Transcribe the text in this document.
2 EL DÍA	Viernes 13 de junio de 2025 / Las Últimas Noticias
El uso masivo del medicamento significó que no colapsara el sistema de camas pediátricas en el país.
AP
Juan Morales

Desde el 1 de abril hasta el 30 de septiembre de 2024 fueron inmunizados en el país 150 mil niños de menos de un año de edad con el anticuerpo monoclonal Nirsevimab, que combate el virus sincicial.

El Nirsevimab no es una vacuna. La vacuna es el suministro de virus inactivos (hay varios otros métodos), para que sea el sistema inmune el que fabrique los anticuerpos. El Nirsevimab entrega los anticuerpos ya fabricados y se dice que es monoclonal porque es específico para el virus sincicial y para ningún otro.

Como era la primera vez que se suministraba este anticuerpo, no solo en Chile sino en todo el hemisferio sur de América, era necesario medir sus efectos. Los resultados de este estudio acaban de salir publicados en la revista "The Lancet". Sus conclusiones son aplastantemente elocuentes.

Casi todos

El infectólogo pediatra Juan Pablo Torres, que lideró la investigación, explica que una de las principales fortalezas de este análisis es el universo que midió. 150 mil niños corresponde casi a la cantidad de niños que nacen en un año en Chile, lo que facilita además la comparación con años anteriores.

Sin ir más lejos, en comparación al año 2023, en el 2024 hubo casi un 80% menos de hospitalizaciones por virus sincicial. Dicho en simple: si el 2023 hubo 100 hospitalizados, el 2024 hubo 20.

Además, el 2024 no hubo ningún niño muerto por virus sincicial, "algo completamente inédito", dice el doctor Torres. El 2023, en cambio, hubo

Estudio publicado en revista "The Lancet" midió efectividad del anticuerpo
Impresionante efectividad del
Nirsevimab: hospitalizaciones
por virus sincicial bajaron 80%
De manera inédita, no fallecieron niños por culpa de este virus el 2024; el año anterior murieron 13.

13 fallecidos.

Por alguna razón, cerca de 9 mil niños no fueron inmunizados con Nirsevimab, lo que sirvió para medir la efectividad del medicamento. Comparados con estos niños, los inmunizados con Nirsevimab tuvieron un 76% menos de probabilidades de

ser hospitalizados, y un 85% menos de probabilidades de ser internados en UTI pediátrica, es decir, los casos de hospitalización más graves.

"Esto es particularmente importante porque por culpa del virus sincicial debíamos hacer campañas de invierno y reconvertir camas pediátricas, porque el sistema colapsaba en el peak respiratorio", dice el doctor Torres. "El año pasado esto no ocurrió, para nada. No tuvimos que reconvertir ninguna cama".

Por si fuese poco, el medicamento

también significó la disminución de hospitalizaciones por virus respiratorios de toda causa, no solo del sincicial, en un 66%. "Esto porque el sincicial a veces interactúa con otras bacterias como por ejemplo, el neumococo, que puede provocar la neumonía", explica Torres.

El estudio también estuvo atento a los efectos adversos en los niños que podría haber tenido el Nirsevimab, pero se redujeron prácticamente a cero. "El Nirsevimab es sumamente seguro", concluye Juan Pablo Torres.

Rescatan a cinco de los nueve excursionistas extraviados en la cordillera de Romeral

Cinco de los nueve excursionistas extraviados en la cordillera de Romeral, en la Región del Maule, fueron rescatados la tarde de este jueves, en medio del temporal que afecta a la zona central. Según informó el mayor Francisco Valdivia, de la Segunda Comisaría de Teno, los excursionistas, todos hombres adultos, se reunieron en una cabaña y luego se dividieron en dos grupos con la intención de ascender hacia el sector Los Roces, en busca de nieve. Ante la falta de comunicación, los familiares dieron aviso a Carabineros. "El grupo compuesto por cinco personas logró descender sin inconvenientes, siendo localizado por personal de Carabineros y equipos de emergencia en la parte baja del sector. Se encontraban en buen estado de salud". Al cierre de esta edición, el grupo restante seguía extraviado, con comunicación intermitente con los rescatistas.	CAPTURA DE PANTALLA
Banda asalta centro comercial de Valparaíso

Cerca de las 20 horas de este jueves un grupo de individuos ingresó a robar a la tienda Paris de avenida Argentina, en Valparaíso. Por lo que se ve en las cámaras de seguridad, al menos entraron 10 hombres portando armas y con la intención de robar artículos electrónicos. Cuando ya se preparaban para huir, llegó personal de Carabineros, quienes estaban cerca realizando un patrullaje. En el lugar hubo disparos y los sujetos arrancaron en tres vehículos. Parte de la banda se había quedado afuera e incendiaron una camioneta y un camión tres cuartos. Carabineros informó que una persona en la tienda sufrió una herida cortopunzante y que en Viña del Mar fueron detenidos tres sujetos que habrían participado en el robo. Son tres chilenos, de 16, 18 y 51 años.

Task to carry out
In the data above, which lines have "hombres"? Report each of them.

Response below
Cinco de los nueve excursionistas extraviados en la cordillera de Romeral, en la Región del Maule, fueron rescatados la tarde de este jueves, en medio del temporal que afecta a la zona central. Según informó el mayor Francisco Valdivia, de la Segunda Comisaría de Teno, los excursionistas, todos hombres adultos, se reunieron en una cabaña y luego se dividieron en dos grupos con la intención de ascender hacia el sector Los Roces, en busca de nieve. Ante la falta de comunicación, los familiares dieron aviso a Carabineros. "El grupo compuesto por cinco personas logró descender sin inconvenientes, siendo localizado por personal de Carabineros y equipos de emergencia en la parte baja del sector. Se encontraban en buen estado de salud". Al cierre de esta edición, el grupo restante seguía extraviado, con comunicación intermitente con los rescatistas.	CAPTURA DE PANTALLA
Cerca de las 20 horas de este jueves un grupo de individuos ingresó a robar a la tienda Paris de avenida Argentina, en Valparaíso. Por lo que se ve en las cámaras de seguridad, al menos entraron 10 hombres portando armas y con la intención de robar artículos electrónicos. Cuando ya se preparaban para huir, llegó personal de Carabineros, quienes estaban cerca realizando un patrullaje. En el lugar hubo disparos y los sujetos arrancaron en tres vehículos. Parte de la banda se había quedado afuera e incendiaron una camioneta y un camión tres cuartos. Carabineros informó que una persona en la tienda sufrió una herida cortopunzante y que en Viña del Mar fueron detenidos tres sujetos que habrían participado en el robo. Son tres chilenos, de 16, 18 y 51 años.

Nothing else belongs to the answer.